(Problem to solve) Below are records; count the lines in them that hold "over" and give only the count.

Data listing:
_ _ _ _ _

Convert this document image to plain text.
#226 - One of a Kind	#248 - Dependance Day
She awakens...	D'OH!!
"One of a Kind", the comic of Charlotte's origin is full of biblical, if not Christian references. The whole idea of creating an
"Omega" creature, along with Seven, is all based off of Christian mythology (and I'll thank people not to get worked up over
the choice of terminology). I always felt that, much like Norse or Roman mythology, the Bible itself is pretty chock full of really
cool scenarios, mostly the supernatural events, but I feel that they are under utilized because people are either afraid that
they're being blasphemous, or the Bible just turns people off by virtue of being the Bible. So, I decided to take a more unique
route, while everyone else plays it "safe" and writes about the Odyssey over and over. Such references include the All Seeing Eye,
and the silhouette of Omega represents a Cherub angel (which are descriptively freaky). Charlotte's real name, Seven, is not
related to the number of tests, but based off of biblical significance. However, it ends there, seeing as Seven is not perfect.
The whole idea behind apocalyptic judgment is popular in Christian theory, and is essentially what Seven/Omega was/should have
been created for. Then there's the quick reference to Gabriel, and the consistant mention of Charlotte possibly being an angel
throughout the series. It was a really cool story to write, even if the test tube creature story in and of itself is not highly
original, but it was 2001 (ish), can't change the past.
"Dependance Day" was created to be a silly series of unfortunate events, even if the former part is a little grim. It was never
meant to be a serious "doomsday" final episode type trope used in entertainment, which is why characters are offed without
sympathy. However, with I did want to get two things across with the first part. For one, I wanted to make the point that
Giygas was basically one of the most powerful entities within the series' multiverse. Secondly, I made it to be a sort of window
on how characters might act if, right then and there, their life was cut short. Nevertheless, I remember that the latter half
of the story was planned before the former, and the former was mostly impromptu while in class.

_ _ _ _ _

(Complete answer) 2